==== Dataset excerpts ====

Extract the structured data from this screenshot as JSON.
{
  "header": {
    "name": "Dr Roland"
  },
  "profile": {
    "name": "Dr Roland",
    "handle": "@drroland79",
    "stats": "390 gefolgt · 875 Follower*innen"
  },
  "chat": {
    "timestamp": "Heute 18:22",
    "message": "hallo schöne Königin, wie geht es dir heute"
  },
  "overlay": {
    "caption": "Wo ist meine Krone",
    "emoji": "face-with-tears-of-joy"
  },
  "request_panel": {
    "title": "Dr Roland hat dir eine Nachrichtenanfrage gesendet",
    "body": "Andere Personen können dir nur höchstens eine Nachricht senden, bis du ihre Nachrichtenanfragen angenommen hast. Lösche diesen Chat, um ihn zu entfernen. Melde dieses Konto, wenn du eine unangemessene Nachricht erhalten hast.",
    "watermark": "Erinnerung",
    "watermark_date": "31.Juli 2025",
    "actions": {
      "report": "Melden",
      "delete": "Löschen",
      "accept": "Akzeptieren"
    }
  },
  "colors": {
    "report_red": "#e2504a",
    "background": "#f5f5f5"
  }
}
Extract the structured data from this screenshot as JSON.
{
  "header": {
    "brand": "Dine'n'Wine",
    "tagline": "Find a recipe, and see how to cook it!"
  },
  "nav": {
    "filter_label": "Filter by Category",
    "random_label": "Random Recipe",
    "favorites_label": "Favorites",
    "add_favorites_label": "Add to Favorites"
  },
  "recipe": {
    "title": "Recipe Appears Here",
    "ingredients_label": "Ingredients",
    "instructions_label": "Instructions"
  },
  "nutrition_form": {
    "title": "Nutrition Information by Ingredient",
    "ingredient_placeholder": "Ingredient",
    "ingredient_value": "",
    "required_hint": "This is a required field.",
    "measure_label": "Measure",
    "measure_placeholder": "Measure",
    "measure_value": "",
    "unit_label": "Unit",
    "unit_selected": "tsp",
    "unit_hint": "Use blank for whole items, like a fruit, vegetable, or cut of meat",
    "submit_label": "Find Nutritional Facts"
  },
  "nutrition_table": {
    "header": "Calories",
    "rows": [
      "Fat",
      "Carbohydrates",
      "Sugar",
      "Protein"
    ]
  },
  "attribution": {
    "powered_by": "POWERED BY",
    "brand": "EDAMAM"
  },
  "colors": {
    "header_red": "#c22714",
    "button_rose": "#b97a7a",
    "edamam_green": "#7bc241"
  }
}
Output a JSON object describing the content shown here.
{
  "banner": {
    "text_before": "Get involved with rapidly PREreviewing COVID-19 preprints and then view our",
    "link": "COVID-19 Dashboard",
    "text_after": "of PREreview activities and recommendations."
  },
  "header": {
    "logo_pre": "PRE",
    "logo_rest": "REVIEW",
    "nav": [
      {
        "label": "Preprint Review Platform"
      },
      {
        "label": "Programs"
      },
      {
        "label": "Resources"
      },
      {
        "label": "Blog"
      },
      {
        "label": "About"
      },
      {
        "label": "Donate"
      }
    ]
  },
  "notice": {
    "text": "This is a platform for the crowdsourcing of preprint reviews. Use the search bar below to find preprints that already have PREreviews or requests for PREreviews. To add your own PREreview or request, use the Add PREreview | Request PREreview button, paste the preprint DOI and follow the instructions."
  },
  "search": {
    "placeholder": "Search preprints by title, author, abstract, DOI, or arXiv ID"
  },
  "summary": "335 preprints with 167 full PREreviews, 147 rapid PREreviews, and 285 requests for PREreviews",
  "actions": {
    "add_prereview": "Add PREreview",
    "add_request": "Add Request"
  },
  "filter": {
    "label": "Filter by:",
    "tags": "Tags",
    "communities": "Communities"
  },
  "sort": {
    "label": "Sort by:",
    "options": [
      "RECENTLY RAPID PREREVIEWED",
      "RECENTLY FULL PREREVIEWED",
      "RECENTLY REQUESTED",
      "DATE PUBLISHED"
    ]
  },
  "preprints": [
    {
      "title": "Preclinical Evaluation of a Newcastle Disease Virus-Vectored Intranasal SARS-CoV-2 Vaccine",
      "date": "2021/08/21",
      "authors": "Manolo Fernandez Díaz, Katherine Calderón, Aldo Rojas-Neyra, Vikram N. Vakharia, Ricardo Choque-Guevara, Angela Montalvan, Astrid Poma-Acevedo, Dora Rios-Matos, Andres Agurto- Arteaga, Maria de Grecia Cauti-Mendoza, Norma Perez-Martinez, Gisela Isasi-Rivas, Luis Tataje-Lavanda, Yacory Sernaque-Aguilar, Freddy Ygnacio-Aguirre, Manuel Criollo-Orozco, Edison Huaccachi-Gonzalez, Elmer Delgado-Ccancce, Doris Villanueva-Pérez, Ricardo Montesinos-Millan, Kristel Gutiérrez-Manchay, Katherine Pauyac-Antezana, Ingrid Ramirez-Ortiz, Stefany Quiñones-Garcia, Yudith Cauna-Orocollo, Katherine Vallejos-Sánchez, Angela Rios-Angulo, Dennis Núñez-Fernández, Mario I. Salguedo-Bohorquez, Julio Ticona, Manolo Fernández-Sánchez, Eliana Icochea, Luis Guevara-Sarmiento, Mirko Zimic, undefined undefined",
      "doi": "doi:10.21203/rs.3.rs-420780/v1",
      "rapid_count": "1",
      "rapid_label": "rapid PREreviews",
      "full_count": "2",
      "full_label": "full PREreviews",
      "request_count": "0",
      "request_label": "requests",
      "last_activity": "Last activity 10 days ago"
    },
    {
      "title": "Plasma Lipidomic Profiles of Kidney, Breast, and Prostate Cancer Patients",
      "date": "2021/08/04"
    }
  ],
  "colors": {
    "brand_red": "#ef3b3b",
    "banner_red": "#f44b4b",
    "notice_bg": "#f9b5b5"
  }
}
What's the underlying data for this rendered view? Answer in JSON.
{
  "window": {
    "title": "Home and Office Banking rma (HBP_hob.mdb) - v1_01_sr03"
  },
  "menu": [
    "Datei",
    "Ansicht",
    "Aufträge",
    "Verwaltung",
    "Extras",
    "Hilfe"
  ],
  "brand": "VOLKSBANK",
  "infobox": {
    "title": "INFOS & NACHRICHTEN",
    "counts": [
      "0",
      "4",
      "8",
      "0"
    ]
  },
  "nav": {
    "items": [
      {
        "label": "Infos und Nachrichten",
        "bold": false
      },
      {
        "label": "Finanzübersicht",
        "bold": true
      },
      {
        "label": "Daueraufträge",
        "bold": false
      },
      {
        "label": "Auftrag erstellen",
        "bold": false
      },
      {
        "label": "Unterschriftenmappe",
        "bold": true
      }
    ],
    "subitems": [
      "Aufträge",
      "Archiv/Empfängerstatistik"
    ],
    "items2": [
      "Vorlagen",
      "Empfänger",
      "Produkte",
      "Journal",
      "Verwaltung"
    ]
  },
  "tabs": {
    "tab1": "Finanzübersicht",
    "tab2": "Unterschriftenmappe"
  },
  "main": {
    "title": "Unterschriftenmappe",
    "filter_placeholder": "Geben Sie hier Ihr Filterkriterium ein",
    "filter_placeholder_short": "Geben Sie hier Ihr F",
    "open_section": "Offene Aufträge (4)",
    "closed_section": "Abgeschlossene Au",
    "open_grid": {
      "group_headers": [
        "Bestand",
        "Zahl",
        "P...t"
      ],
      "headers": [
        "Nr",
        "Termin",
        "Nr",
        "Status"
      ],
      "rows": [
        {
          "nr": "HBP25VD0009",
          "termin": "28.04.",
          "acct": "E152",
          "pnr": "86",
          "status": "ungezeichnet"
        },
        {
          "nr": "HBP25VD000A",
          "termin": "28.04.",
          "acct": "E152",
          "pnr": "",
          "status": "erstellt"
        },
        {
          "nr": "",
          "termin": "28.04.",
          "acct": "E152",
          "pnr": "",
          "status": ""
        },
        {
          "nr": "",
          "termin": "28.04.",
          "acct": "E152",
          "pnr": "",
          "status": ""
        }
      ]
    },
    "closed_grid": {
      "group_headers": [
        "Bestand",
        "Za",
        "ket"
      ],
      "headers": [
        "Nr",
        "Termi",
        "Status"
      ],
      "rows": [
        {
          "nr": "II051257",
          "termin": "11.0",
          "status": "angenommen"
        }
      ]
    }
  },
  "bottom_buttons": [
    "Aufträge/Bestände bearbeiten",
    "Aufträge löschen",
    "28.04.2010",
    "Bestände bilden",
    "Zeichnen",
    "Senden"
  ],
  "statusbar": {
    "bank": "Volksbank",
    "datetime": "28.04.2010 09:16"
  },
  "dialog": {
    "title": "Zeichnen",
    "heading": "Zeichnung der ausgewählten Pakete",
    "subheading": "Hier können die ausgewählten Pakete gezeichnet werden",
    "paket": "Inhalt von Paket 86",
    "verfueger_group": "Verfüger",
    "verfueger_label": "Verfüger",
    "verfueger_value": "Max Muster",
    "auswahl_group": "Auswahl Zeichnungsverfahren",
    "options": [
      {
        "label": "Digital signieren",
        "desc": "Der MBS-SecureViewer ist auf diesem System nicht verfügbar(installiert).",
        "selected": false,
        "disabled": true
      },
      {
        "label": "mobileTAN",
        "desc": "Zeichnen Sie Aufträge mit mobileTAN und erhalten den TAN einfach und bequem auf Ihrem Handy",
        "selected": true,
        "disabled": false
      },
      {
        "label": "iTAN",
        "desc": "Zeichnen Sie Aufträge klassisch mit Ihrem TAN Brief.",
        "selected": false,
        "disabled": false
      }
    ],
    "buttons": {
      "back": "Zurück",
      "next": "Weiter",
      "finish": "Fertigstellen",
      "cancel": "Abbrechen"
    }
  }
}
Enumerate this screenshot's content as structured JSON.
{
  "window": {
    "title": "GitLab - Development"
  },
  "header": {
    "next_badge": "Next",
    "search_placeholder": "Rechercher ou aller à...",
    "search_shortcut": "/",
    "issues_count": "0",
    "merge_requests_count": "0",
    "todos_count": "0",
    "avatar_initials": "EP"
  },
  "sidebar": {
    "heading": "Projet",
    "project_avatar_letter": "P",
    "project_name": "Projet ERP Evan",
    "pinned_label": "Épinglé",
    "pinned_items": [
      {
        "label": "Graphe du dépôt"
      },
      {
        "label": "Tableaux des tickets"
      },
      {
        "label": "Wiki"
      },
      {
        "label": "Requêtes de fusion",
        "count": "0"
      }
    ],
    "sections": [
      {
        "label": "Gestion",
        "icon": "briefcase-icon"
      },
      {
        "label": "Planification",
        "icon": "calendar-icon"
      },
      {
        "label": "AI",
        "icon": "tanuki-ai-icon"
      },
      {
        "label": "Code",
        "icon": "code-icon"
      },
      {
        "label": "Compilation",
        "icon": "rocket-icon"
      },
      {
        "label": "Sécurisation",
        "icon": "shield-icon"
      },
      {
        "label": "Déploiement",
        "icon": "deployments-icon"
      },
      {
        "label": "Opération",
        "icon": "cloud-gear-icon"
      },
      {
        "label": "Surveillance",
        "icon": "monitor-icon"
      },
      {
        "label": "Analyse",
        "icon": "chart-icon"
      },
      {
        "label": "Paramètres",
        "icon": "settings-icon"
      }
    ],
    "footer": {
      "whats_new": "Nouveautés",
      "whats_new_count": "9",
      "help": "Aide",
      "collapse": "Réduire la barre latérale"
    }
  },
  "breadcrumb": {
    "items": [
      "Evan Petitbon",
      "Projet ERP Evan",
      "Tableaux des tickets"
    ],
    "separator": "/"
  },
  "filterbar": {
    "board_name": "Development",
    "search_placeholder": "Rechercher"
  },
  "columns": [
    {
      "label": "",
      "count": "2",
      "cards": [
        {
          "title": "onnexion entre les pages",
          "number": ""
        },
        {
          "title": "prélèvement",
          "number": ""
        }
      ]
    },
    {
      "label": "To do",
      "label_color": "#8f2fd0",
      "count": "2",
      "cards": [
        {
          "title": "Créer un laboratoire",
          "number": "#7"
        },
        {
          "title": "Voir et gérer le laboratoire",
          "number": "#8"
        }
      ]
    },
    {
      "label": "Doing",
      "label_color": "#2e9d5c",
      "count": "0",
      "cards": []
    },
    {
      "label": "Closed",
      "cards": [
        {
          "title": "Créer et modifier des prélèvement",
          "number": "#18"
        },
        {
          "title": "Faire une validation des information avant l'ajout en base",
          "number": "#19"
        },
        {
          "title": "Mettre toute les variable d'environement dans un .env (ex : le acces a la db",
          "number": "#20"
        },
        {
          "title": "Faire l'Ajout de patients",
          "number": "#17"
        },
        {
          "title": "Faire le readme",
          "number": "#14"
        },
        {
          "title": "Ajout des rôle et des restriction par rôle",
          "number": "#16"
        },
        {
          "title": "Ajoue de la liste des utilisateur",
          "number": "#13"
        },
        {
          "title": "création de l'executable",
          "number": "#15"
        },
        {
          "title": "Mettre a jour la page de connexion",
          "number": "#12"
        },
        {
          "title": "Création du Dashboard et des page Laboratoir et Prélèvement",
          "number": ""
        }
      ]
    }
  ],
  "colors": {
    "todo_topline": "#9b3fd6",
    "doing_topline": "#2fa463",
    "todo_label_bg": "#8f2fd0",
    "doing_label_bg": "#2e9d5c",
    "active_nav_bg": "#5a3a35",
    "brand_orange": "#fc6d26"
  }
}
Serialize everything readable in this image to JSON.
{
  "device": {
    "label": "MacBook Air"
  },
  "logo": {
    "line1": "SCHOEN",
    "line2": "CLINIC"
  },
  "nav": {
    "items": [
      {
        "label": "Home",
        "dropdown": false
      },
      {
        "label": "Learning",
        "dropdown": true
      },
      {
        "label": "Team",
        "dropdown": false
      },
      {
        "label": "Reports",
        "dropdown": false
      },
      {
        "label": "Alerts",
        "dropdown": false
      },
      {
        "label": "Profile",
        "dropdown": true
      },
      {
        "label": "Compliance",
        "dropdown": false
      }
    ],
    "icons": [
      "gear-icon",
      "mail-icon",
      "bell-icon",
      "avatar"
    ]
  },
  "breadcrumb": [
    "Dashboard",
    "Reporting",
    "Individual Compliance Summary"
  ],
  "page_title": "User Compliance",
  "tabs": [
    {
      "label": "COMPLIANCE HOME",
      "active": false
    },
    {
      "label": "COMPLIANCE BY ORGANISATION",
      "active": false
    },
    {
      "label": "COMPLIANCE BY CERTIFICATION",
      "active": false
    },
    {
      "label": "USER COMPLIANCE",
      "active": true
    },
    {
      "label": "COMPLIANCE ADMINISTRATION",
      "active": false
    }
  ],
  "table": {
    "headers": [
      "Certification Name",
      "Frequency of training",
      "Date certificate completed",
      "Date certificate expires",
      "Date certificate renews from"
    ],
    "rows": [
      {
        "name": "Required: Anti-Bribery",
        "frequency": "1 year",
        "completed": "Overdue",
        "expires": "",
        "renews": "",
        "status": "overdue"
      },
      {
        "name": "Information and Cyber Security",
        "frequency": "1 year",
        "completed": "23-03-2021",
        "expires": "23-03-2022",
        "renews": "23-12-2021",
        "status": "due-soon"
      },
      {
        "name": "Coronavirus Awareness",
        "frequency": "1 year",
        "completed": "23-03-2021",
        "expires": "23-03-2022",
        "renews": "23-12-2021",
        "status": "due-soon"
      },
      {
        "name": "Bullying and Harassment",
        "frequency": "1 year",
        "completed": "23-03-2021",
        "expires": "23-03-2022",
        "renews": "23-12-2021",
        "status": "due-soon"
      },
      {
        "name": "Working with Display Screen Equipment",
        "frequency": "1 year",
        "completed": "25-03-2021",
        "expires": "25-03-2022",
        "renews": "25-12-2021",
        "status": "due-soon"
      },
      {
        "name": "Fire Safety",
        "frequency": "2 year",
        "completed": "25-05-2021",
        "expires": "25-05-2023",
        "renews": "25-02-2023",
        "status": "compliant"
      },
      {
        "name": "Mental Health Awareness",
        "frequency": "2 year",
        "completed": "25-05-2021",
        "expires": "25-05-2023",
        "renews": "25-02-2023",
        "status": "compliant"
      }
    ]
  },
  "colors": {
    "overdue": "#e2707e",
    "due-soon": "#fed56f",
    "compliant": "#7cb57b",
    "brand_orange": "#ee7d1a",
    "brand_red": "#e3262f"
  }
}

====

• _Aim of the exercise_: Write out every line of the entries that holds the word "with".

• _Written response_:
    "emoji": "face-with-tears-of-joy"
    "text_before": "Get involved with rapidly PREreviewing COVID-19 preprints and then view our",
  "summary": "335 preprints with 167 full PREreviews, 147 rapid PREreviews, and 285 requests for PREreviews",
        "name": "Working with Display Screen Equipment",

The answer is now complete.